[Stored data]
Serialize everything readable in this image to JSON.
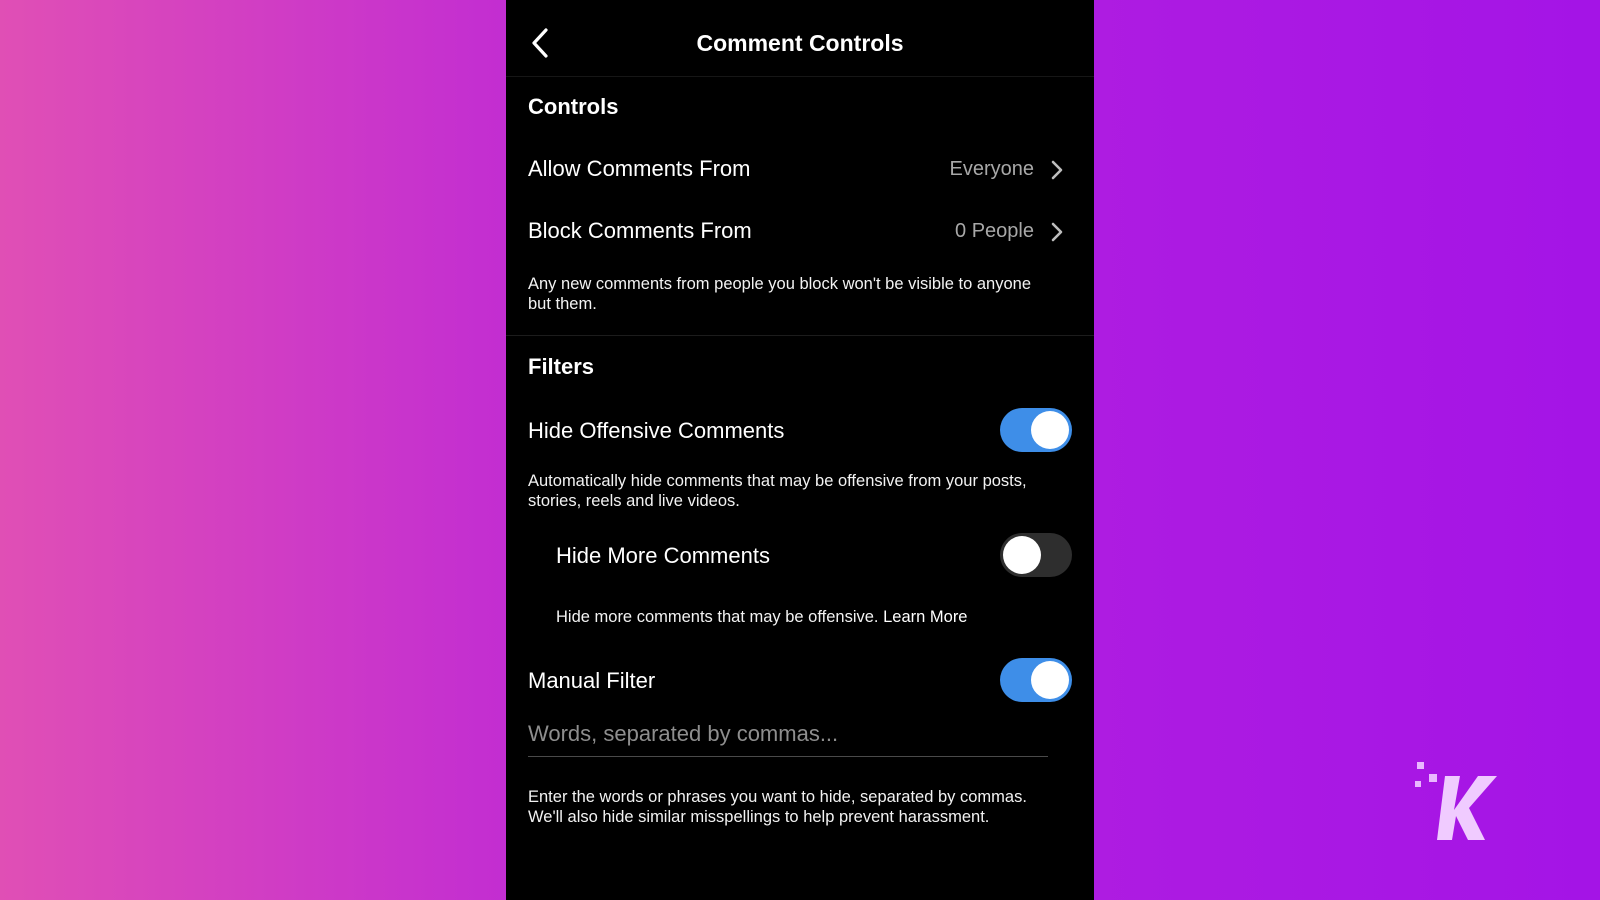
{
  "header": {
    "title": "Comment Controls"
  },
  "controls": {
    "section_title": "Controls",
    "allow_comments": {
      "label": "Allow Comments From",
      "value": "Everyone"
    },
    "block_comments": {
      "label": "Block Comments From",
      "value": "0 People"
    },
    "block_note": "Any new comments from people you block won't be visible to anyone but them."
  },
  "filters": {
    "section_title": "Filters",
    "hide_offensive": {
      "label": "Hide Offensive Comments",
      "enabled": true,
      "note": "Automatically hide comments that may be offensive from your posts, stories, reels and live videos."
    },
    "hide_more": {
      "label": "Hide More Comments",
      "enabled": false,
      "note": "Hide more comments that may be offensive.",
      "learn_more": "Learn More"
    },
    "manual_filter": {
      "label": "Manual Filter",
      "enabled": true,
      "placeholder": "Words, separated by commas...",
      "value": "",
      "note": "Enter the words or phrases you want to hide, separated by commas. We'll also hide similar misspellings to help prevent harassment."
    }
  },
  "colors": {
    "toggle_on": "#3e8ee8",
    "toggle_off": "#2e2e2e",
    "background_left": "#e04fb5",
    "background_right": "#a414e6"
  },
  "icons": {
    "back": "chevron-left-icon",
    "row_chevron": "chevron-right-icon",
    "watermark": "knowtechie-k-logo"
  }
}
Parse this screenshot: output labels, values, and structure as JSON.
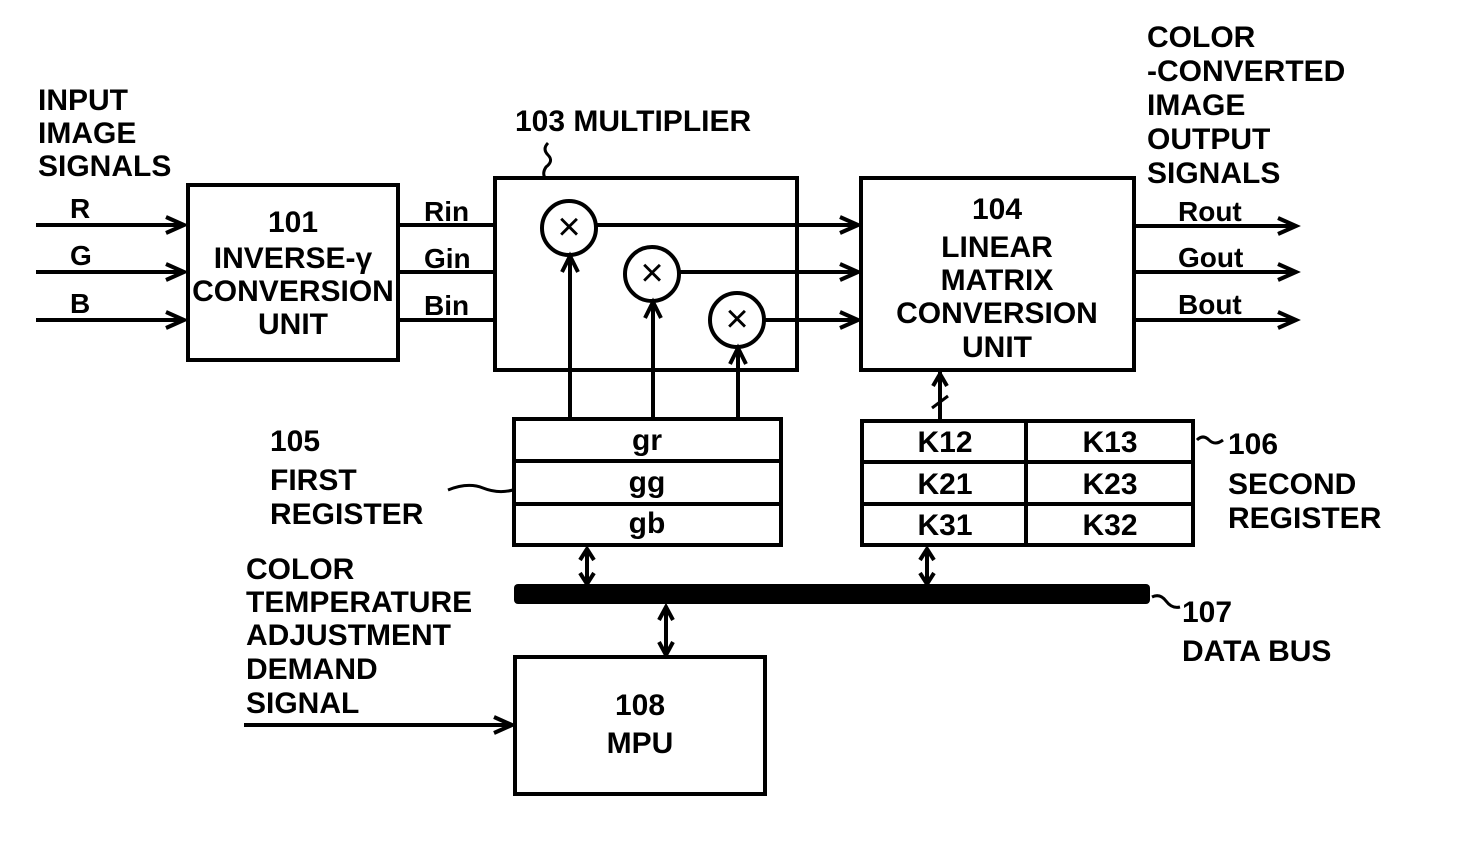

Short problem
From the data above, copy out every line with the string "that" in it.

Completed exercise
      "note": "Automatically hide comments that may be offensive from your posts, stories, reels and live videos."
      "note": "Hide more comments that may be offensive.",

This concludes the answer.